* [Directions]
Retype all of the entries word for word.

* [Materials provided]
• • • •

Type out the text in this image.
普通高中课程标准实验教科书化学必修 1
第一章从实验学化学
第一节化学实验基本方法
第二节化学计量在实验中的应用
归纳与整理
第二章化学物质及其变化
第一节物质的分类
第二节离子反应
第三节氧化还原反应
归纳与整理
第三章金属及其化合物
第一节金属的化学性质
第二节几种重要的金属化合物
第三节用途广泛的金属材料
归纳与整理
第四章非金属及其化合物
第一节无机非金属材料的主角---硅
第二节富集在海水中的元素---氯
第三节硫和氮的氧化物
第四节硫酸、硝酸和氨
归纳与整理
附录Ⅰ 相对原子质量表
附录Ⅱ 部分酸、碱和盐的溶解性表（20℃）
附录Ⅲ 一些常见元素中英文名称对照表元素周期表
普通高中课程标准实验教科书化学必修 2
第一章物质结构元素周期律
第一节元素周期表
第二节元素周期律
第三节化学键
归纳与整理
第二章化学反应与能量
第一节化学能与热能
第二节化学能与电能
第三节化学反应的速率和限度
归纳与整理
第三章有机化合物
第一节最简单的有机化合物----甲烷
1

• • • •

* [Response for this exercise]
Type out the text in this image.
普通高中课程标准实验教科书化学必修 1
第一章从实验学化学
第一节化学实验基本方法
第二节化学计量在实验中的应用
归纳与整理
第二章化学物质及其变化
第一节物质的分类
第二节离子反应
第三节氧化还原反应
归纳与整理
第三章金属及其化合物
第一节金属的化学性质
第二节几种重要的金属化合物
第三节用途广泛的金属材料
归纳与整理
第四章非金属及其化合物
第一节无机非金属材料的主角---硅
第二节富集在海水中的元素---氯
第三节硫和氮的氧化物
第四节硫酸、硝酸和氨
归纳与整理
附录Ⅰ 相对原子质量表
附录Ⅱ 部分酸、碱和盐的溶解性表（20℃）
附录Ⅲ 一些常见元素中英文名称对照表元素周期表
普通高中课程标准实验教科书化学必修 2
第一章物质结构元素周期律
第一节元素周期表
第二节元素周期律
第三节化学键
归纳与整理
第二章化学反应与能量
第一节化学能与热能
第二节化学能与电能
第三节化学反应的速率和限度
归纳与整理
第三章有机化合物
第一节最简单的有机化合物----甲烷
1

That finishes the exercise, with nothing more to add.